- Request: With the images removed, repeat the data below exactly.

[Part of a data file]
=-=-=

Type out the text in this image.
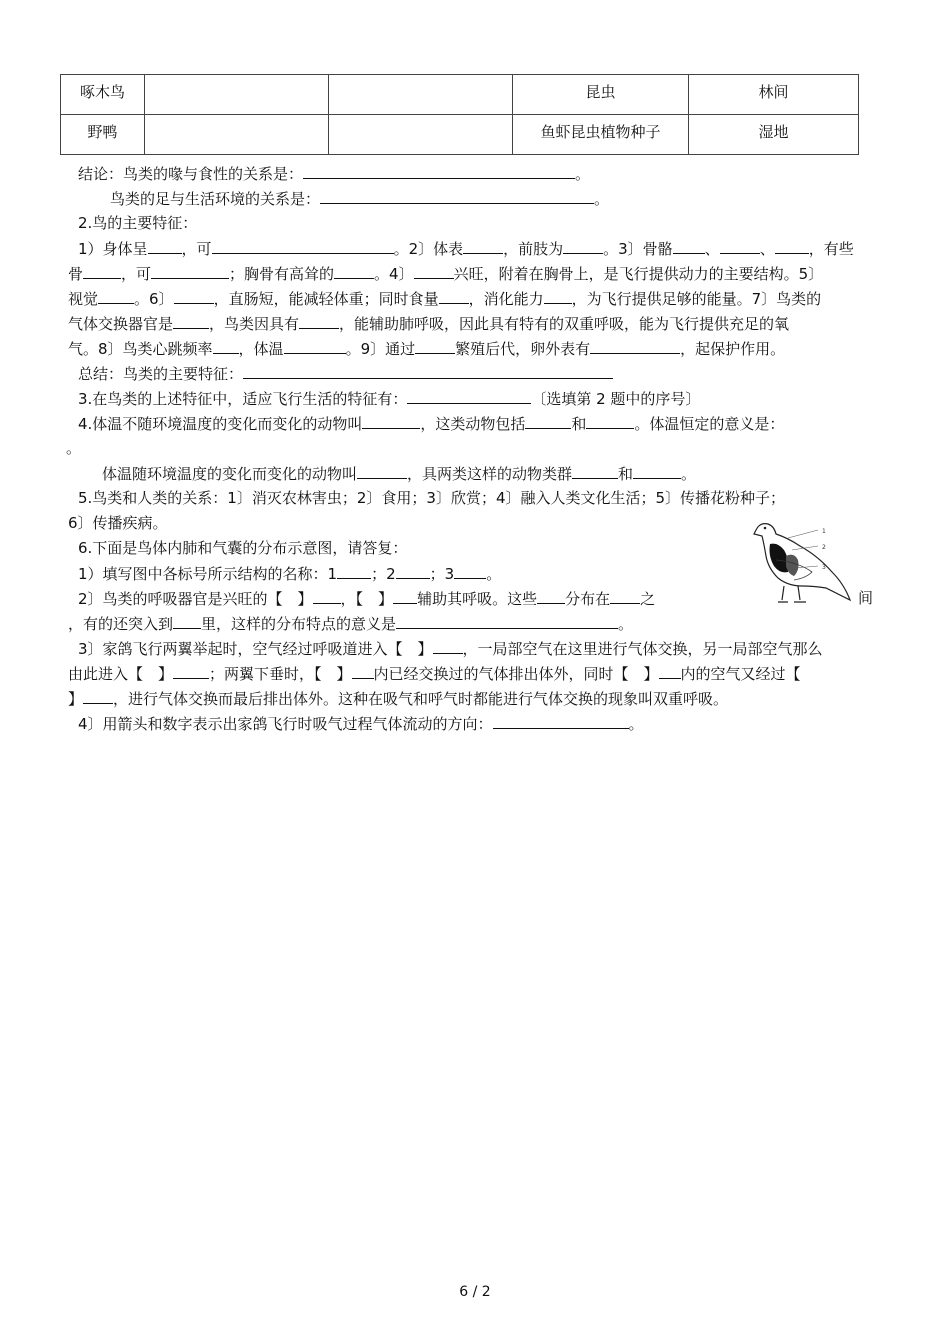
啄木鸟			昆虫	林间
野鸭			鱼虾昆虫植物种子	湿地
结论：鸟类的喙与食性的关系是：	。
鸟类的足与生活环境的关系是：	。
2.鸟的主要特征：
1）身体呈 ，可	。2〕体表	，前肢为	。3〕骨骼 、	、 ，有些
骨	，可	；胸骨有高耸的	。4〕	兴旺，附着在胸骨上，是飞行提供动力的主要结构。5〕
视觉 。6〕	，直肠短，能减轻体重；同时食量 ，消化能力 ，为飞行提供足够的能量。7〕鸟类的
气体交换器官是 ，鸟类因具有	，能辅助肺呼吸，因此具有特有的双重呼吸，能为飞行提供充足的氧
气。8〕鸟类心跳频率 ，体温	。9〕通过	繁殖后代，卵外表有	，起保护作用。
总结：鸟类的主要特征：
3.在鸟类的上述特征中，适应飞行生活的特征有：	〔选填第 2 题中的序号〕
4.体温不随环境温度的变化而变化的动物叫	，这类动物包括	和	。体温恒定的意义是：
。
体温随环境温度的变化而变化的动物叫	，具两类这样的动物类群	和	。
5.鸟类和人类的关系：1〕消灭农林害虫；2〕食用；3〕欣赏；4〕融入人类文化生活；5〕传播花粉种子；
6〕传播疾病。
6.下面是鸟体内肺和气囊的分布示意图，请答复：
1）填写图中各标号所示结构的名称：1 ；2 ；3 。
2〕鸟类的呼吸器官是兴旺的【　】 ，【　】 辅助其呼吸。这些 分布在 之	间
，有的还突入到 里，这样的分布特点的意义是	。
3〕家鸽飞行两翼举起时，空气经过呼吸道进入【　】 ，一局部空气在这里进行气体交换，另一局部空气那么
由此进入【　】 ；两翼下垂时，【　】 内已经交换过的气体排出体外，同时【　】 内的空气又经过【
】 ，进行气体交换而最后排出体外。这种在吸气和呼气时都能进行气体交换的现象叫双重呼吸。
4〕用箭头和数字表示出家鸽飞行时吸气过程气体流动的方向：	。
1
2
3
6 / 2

=-=-=

- Solution for this problem:
Type out the text in this image.
啄木鸟			昆虫	林间
野鸭			鱼虾昆虫植物种子	湿地
结论：鸟类的喙与食性的关系是：	。
鸟类的足与生活环境的关系是：	。
2.鸟的主要特征：
1）身体呈 ，可	。2〕体表	，前肢为	。3〕骨骼 、	、 ，有些
骨	，可	；胸骨有高耸的	。4〕	兴旺，附着在胸骨上，是飞行提供动力的主要结构。5〕
视觉 。6〕	，直肠短，能减轻体重；同时食量 ，消化能力 ，为飞行提供足够的能量。7〕鸟类的
气体交换器官是 ，鸟类因具有	，能辅助肺呼吸，因此具有特有的双重呼吸，能为飞行提供充足的氧
气。8〕鸟类心跳频率 ，体温	。9〕通过	繁殖后代，卵外表有	，起保护作用。
总结：鸟类的主要特征：
3.在鸟类的上述特征中，适应飞行生活的特征有：	〔选填第 2 题中的序号〕
4.体温不随环境温度的变化而变化的动物叫	，这类动物包括	和	。体温恒定的意义是：
。
体温随环境温度的变化而变化的动物叫	，具两类这样的动物类群	和	。
5.鸟类和人类的关系：1〕消灭农林害虫；2〕食用；3〕欣赏；4〕融入人类文化生活；5〕传播花粉种子；
6〕传播疾病。
6.下面是鸟体内肺和气囊的分布示意图，请答复：
1）填写图中各标号所示结构的名称：1 ；2 ；3 。
2〕鸟类的呼吸器官是兴旺的【　】 ，【　】 辅助其呼吸。这些 分布在 之	间
，有的还突入到 里，这样的分布特点的意义是	。
3〕家鸽飞行两翼举起时，空气经过呼吸道进入【　】 ，一局部空气在这里进行气体交换，另一局部空气那么
由此进入【　】 ；两翼下垂时，【　】 内已经交换过的气体排出体外，同时【　】 内的空气又经过【
】 ，进行气体交换而最后排出体外。这种在吸气和呼气时都能进行气体交换的现象叫双重呼吸。
4〕用箭头和数字表示出家鸽飞行时吸气过程气体流动的方向：	。
1
2
3
6 / 2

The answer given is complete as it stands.